TASKS TO PERFORM »
(1) Translate this sentence from the game review into Spanish: "The core gameplay loop is split between tactical battles and settlement management."
(2) According to the game review, who wrote the story of NORSE: Oath of Blood?

Welcome to the Colony… Wait, Wrong Game
If you have been craving a Viking game that trades the mythological superpowers of God of War or Assassin’s Creed Valhalla for mud, blood, and turn-based shield walls, NORSE: Oath of Blood might just be the raiding party you’ve been waiting for.
Released just yesterday, February 17, 2026, by Norwegian developer Arctic Hazard and publisher Tripwire Presents, this game promises a grounded, gritty take on the Viking Age. It’s XCOM with axes. It’s Expeditions: Viking with a higher production budget. It’s… currently sitting at “Mixed” reviews on Steam.
Why the mixed reception? Is it a disaster, or just misunderstood? After spending some time on it, the answer is frustratingly simple: It is an excellent game that probably needed another month in the oven.

Story and Atmosphere
Let’s start with the good news, because there is plenty of it. The narrative in NORSE is fantastic.
You play as Gunnar, a young warrior whose life goes south fast when the ruthless Steinarr Far-Spear kills his father, Jarl Gripr, and burns his home to the ground. Forced into exile with your twin sister Sigrid and the absolute unit of a protector, Arn Shield-Breaker, you must rebuild your clan from scratch and enact bloody vengeance.
The writing pedigree here is legit. The story was penned by Giles Kristian, a bestselling author known for his historical fiction (the Raven saga). You can feel his touch in the dialogue. It’s sharp, evocative, and surprisingly funny at times. Characters don’t just feel like generic NPCs; they banter, they hold grudges, and they react to the world.
The presentation backs this up. The cinematics are crisp, the facial animations are surprisingly expressive for a strategy title, and the voice acting is top-tier. When you are in a cutscene or listening to your warband bicker around the campfire, the immersion is 10/10.
The Blood: Combat and Tactics
The core gameplay loop is split between tactical battles and settlement management.
The Combat:
If you have played XCOM or Wartales, you know the drill. It’s turn-based grid combat where positioning is king. You have action points, cover systems, and flanking bonuses.
What NORSE adds to the mix is a focus on melee brutality and physics. There is a “Glima” wrestling system that lets you grapple and throw enemies, which is endlessly satisfying. Shield-bashing a bandit into a rock or kicking a spearman off a cliff never gets old. The “finishers” are hilariously violent, often involving axes to the face in cinematic slow-motion.
The Settlement:
Between raids, you manage your growing village. You assign villagers to jobs, upgrade the smithy, and manage resources. It gives context to the fighting. You aren’t just killing for XP; you are killing because your blacksmith needs iron to make better helmets.
The Glitch in the Matrix
Now, for the bad news. The “Mixed” Steam rating is entirely justified by the game’s technical state at launch.
The Bugs:
- Save Games: Some users are reporting that save files disappear or fail to load. In a 20+ hour RPG, that is a cardinal sin.
- UI Issues: The interface is often a liar. It will tell you a building produces “Fishing +1,” which means absolutely nothing. Stats on the equipment screen sometimes don’t update when you change gear.

SUPPLIED MATERIAL »
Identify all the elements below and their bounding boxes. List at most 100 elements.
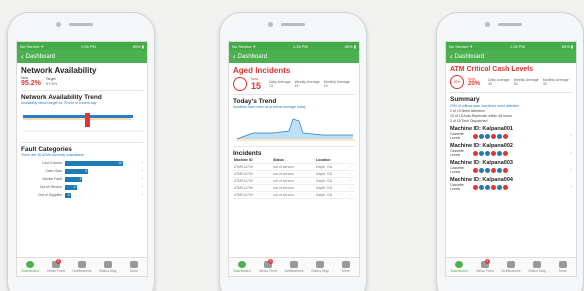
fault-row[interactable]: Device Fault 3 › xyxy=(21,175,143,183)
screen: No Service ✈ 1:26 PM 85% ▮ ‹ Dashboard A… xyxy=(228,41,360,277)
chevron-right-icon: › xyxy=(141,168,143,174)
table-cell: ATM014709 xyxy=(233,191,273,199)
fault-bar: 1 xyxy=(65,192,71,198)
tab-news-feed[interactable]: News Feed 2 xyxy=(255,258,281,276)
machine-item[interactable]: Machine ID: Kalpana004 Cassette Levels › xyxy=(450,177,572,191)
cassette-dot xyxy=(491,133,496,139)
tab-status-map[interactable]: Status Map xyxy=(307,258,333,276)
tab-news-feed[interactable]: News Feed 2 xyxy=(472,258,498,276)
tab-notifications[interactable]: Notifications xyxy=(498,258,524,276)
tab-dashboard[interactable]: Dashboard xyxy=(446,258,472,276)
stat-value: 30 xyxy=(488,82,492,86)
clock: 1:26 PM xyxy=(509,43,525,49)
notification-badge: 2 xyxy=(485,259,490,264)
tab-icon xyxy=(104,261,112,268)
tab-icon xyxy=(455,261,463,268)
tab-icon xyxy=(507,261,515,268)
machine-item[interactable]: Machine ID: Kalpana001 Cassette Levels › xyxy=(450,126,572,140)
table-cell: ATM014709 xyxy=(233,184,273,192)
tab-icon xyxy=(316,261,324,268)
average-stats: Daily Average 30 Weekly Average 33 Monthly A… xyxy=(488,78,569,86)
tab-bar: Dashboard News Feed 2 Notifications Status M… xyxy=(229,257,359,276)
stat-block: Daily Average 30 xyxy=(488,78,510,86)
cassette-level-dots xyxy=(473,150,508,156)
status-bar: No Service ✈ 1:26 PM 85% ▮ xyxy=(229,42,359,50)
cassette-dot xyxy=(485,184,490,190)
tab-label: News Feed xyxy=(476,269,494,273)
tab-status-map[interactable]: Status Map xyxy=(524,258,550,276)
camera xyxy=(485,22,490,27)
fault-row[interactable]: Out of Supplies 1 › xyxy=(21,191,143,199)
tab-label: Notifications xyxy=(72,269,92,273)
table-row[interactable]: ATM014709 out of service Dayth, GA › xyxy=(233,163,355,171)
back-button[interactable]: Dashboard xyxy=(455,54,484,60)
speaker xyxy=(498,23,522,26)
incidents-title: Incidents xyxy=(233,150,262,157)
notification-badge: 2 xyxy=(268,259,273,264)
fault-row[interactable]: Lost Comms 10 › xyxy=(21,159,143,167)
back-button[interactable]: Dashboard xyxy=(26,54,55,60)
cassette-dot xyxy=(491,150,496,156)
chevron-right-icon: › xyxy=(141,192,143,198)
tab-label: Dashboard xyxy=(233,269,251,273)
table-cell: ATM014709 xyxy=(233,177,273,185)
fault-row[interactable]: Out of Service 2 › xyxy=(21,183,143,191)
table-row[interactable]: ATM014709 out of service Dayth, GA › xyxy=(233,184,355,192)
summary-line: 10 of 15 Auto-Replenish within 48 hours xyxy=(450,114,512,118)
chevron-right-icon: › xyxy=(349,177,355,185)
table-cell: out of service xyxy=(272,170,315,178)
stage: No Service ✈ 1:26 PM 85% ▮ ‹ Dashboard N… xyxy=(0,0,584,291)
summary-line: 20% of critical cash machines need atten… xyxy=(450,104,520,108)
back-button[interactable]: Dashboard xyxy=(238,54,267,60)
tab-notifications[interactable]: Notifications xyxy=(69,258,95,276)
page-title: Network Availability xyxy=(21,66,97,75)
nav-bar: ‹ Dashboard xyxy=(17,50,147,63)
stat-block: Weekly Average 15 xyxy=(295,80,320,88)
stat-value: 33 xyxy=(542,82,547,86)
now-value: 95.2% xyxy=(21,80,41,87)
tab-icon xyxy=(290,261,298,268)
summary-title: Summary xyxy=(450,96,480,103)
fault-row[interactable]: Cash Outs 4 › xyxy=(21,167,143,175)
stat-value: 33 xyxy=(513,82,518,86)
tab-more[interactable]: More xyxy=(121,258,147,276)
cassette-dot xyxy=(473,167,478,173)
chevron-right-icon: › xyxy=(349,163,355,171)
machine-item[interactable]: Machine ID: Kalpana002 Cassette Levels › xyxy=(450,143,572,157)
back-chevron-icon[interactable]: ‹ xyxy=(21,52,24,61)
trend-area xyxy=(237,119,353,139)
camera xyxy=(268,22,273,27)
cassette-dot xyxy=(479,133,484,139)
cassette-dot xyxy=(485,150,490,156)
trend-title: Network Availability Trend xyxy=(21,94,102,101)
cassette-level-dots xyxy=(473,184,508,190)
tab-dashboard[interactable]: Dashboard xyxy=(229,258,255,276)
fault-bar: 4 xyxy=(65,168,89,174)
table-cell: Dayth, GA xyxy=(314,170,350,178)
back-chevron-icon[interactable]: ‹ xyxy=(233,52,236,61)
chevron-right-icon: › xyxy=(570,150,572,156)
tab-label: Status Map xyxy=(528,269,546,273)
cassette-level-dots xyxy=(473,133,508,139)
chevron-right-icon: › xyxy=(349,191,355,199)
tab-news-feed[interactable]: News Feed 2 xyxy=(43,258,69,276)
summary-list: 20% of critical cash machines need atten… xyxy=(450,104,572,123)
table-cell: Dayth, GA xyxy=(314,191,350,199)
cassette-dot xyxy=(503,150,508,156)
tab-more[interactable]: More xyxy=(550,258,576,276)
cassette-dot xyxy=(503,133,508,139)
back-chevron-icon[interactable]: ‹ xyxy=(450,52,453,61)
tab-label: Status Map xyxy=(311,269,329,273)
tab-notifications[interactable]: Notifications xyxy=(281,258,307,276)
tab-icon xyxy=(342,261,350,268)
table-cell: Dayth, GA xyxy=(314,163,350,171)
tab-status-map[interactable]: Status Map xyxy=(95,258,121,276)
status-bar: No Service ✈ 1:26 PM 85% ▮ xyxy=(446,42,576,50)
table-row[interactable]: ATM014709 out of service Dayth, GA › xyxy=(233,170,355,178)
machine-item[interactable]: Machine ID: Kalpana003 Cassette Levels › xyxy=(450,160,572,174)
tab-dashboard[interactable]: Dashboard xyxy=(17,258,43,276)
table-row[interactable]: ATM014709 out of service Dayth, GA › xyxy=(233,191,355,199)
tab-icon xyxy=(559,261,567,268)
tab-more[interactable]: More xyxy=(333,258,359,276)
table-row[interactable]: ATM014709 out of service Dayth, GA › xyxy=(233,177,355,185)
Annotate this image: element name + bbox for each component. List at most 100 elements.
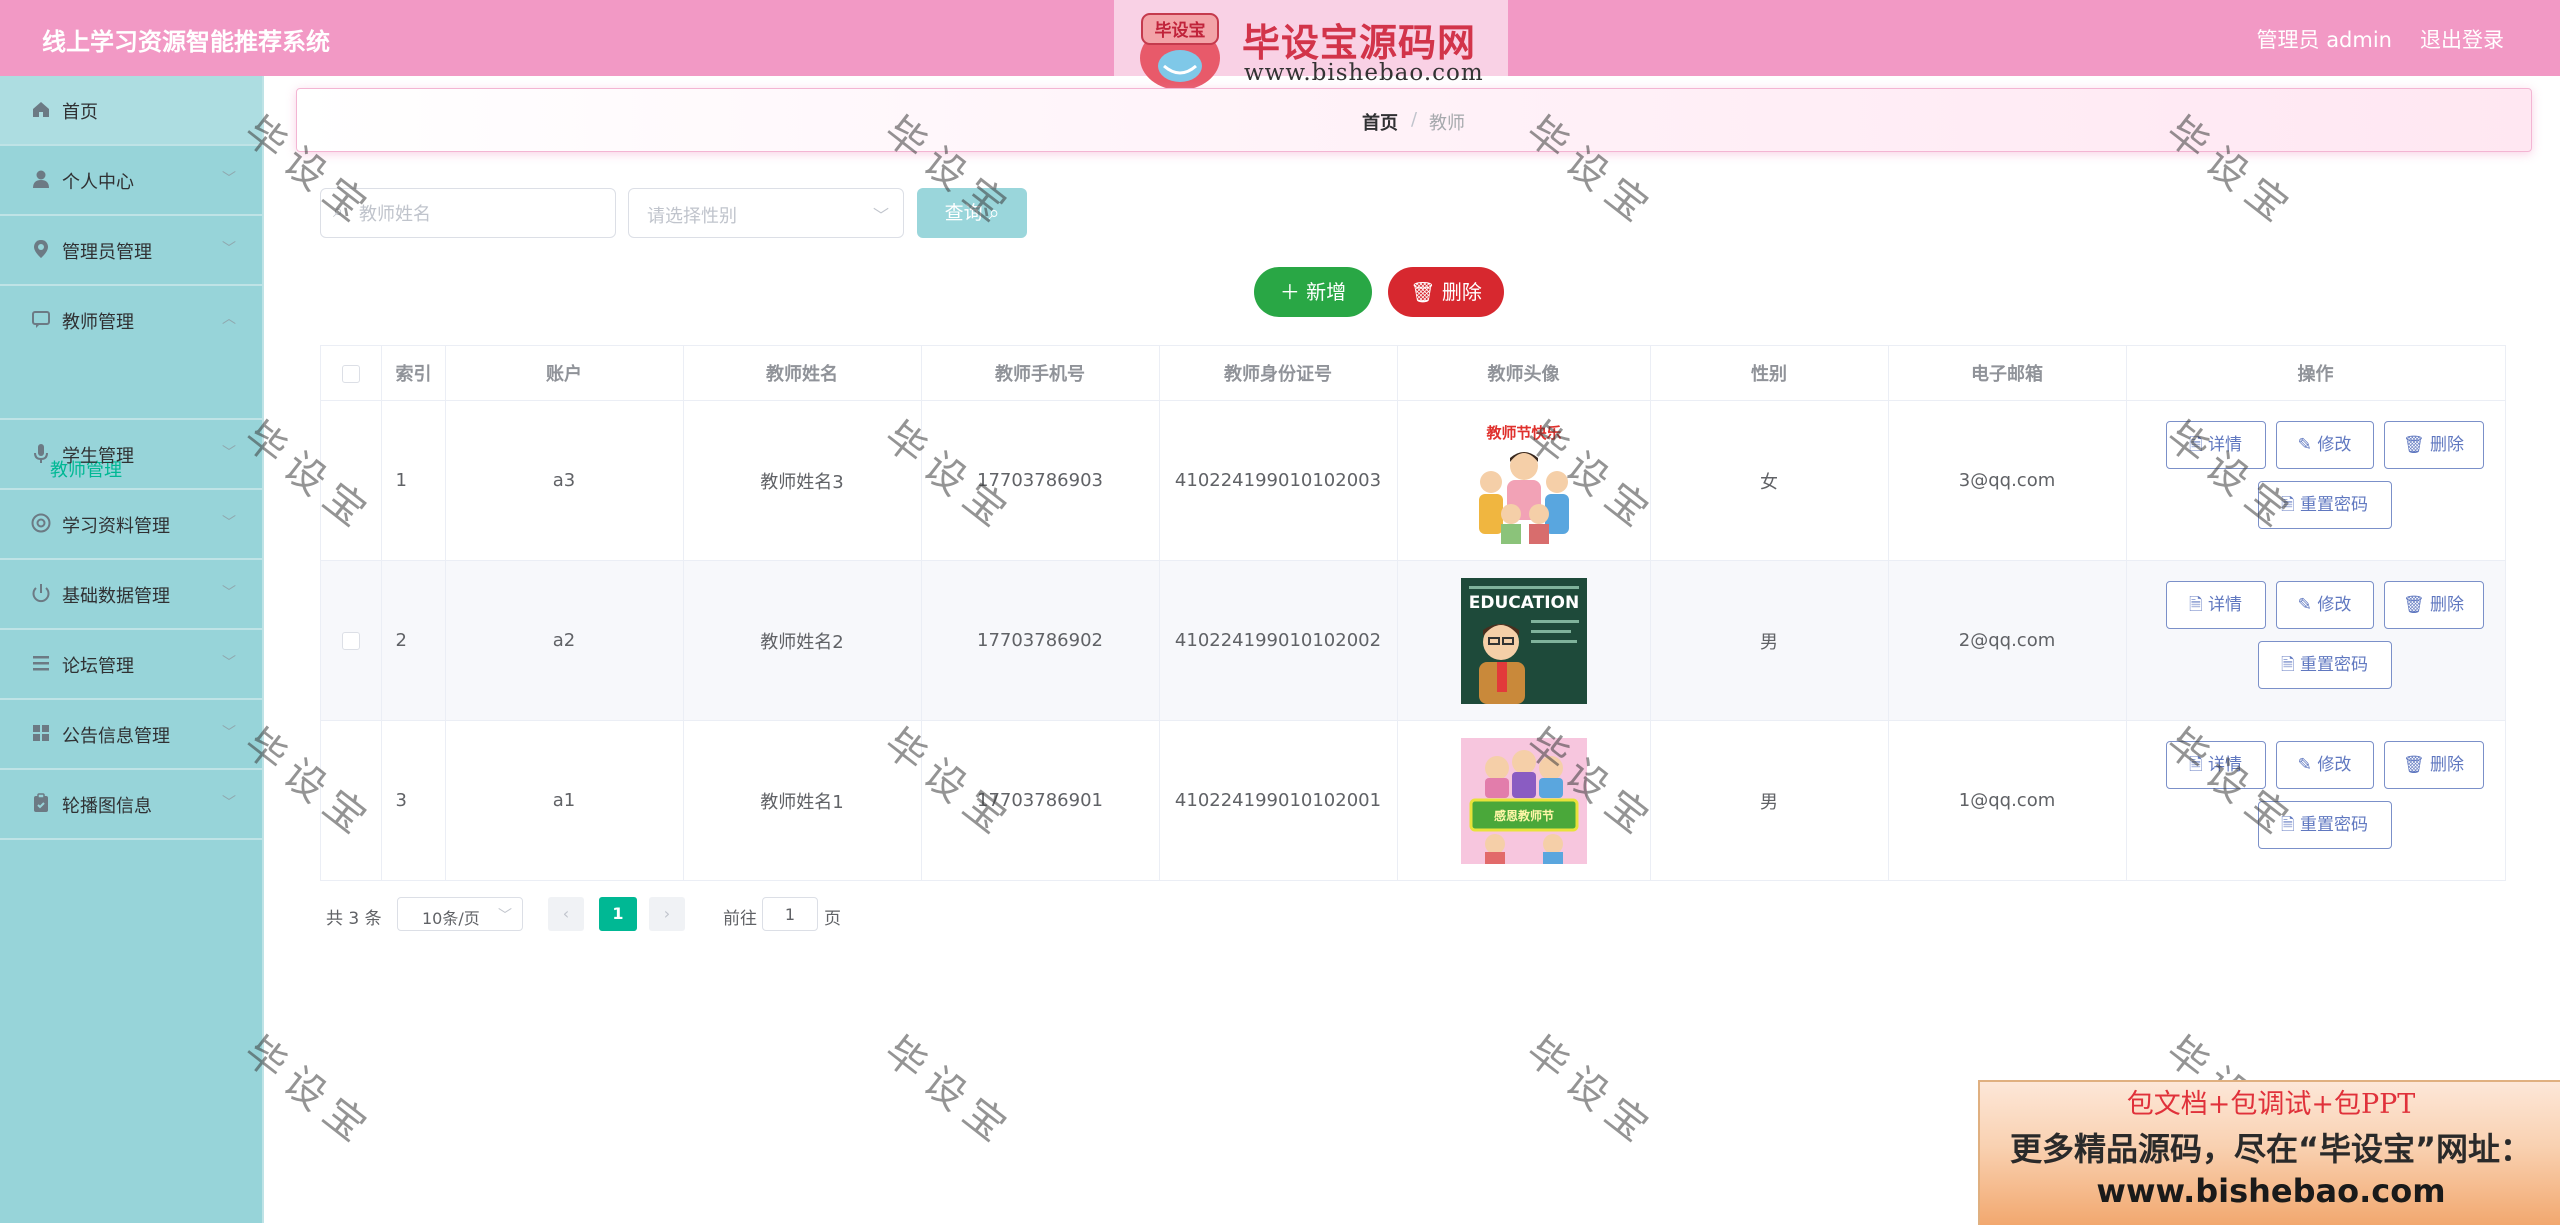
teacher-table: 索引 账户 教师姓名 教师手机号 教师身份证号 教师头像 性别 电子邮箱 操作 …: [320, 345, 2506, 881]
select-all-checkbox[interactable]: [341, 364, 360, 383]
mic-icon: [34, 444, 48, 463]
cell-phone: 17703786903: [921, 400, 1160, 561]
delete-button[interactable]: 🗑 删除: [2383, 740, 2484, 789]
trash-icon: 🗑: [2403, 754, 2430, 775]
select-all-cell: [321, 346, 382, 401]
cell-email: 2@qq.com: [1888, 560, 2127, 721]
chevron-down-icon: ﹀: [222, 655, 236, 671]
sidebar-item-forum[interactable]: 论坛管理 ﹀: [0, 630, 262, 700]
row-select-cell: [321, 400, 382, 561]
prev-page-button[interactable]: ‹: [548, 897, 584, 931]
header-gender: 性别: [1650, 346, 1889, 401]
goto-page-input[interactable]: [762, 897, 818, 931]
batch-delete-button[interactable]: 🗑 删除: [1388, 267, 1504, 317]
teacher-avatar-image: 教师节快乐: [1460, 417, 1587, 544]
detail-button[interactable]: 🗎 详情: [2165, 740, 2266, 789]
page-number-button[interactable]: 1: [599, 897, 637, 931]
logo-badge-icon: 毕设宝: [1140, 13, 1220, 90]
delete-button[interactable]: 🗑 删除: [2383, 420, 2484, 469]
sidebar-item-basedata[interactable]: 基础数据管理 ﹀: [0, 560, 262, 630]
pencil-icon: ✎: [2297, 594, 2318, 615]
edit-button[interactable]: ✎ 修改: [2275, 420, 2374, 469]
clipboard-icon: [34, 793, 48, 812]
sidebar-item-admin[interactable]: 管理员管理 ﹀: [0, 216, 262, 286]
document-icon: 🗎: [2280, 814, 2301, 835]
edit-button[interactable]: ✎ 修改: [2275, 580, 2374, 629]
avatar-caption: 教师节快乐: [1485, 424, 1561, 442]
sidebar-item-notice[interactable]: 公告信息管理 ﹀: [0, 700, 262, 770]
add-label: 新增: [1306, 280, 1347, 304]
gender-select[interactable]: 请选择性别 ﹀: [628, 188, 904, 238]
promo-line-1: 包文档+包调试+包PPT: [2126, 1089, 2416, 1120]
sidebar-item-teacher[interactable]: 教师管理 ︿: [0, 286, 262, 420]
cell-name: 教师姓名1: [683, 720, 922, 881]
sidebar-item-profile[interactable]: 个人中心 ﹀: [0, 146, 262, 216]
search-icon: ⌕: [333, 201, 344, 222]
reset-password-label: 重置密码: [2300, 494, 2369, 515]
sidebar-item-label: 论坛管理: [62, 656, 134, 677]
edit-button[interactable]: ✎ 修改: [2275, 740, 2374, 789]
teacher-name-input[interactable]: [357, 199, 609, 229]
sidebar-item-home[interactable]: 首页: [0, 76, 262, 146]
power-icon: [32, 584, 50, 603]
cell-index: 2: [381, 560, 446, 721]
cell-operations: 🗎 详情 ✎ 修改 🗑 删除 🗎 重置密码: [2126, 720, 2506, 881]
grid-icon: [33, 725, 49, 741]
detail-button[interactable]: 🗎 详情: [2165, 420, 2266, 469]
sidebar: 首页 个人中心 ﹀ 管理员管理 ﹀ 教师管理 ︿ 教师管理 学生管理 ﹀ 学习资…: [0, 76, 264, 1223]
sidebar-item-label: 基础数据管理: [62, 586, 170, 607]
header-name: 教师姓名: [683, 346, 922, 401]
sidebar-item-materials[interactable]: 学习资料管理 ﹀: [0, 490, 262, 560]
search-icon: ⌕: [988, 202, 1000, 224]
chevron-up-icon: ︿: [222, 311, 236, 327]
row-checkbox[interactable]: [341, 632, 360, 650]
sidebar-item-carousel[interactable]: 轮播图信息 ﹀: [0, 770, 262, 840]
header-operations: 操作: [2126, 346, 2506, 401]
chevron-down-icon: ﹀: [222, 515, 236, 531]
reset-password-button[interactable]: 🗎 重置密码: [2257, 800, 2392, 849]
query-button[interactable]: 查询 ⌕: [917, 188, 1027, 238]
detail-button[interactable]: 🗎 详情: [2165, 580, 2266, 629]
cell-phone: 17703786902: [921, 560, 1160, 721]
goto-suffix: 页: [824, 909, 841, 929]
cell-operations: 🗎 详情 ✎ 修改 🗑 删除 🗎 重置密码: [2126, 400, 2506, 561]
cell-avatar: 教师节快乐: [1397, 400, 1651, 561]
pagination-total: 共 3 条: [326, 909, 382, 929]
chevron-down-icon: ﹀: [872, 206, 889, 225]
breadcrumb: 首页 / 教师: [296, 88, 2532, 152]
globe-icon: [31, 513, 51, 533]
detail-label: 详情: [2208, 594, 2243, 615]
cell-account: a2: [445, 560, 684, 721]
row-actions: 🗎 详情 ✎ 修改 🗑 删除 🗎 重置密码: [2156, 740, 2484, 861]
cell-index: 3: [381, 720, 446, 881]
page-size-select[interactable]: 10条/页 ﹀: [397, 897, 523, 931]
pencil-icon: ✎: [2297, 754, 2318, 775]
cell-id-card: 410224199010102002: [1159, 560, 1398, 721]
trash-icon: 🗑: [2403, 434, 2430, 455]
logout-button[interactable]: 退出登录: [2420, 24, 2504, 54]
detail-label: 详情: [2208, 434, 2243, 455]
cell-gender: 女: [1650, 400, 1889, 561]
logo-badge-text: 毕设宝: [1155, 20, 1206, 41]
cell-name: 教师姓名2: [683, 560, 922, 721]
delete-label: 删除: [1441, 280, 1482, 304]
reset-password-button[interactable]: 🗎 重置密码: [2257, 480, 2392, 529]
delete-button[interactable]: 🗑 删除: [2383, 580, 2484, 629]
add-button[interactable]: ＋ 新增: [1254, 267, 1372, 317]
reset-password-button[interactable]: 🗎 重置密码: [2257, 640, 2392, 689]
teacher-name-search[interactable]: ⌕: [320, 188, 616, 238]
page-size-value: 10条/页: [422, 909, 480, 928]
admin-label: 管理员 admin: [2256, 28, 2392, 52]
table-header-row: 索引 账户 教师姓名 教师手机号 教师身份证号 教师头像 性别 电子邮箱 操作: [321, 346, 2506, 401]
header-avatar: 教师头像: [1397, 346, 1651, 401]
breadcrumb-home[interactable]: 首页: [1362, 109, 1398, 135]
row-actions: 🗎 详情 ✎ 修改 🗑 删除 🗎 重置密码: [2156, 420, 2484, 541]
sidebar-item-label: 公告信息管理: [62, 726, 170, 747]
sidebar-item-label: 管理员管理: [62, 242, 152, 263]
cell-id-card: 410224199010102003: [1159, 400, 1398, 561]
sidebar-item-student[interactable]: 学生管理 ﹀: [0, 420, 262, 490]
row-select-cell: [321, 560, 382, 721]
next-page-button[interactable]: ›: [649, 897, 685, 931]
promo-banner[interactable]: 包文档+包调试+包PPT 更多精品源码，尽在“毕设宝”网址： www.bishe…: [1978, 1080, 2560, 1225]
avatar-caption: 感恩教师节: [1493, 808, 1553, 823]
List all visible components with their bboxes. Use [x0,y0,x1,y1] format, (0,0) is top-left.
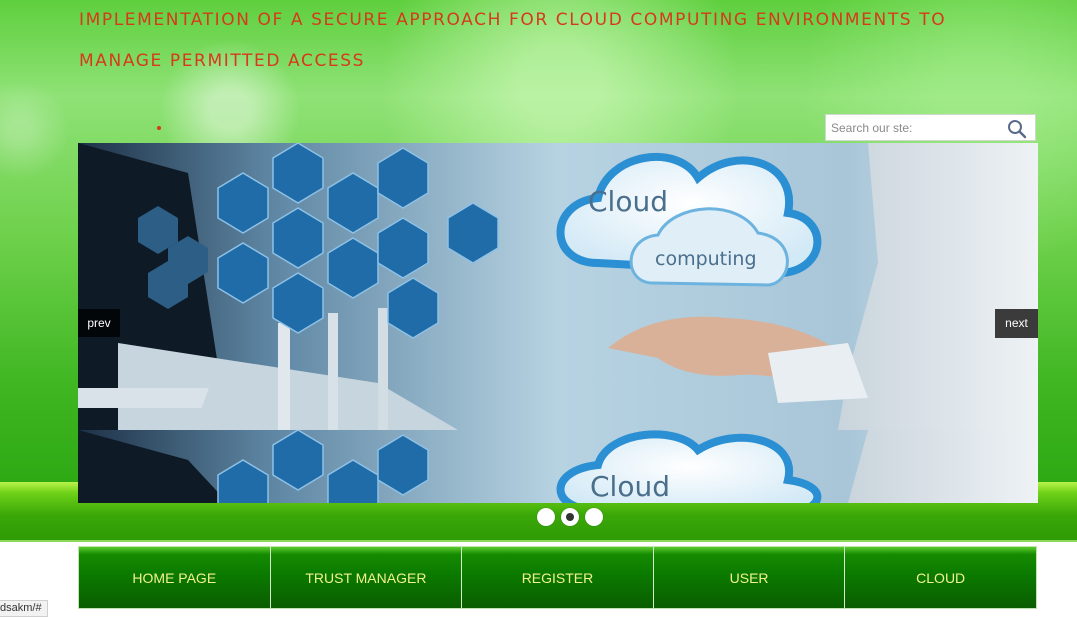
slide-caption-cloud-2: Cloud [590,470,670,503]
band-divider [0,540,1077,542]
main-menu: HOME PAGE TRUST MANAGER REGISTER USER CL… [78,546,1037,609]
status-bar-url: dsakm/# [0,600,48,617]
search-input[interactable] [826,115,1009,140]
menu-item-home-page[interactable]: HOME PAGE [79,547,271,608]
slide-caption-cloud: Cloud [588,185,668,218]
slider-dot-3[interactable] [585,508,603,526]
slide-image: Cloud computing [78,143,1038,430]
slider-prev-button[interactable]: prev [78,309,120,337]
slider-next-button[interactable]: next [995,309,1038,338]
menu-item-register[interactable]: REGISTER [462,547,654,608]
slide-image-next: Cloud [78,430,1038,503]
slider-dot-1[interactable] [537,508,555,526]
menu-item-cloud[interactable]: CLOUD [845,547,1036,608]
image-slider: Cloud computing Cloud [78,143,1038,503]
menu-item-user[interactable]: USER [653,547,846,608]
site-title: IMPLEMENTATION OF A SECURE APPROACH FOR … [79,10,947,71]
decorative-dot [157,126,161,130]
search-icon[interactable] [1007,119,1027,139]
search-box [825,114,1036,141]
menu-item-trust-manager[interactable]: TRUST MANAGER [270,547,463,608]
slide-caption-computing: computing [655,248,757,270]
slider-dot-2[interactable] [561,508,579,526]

EXPECTED RESULTS »
(1) El ciclo de juego principal se divide entre batallas tácticas y gestión del asentamiento.

(2) Giles Kristian, a bestselling author known for the Raven saga.